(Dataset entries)
· · · · · · ·

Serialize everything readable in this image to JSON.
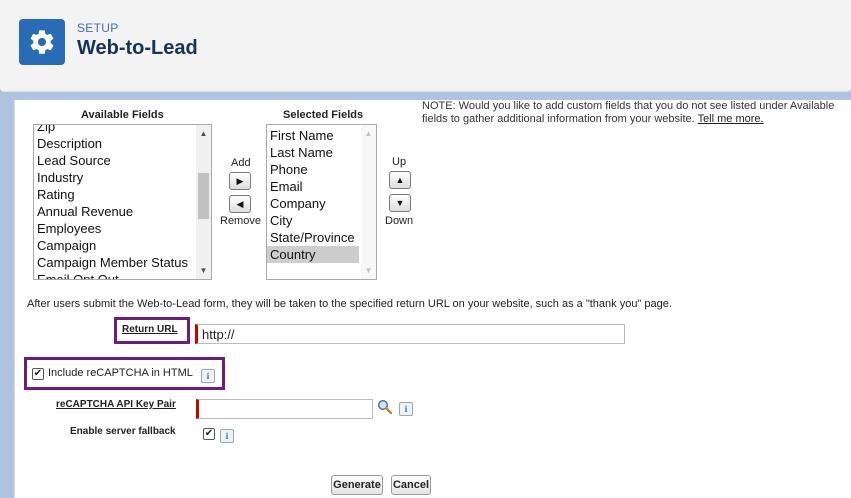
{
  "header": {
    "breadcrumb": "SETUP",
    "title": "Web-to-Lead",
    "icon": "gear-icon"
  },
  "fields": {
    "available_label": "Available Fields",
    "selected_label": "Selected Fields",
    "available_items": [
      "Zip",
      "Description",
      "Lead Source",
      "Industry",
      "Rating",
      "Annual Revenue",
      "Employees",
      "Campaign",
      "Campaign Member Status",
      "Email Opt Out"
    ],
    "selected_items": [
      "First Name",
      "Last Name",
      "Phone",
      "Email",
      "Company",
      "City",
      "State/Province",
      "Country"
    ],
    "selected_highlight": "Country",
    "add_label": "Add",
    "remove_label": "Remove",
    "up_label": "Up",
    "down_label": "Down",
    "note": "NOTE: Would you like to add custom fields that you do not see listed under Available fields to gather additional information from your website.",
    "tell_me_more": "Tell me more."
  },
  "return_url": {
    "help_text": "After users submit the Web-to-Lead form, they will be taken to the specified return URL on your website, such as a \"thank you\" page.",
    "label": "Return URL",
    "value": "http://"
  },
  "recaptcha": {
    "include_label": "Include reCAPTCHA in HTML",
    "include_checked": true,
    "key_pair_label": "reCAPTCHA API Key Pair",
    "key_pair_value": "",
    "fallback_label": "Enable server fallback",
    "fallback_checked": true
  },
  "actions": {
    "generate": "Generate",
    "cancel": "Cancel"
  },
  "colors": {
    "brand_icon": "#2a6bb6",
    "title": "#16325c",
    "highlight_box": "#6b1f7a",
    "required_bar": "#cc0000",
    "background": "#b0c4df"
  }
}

· · · · · · ·

What you will do
Track down every line holding the string "your" and copy it.

Reply to the task
    "note": "NOTE: Would you like to add custom fields that you do not see listed under Available fields to gather additional information from your website.",
    "help_text": "After users submit the Web-to-Lead form, they will be taken to the specified return URL on your website, such as a \"thank you\" page.",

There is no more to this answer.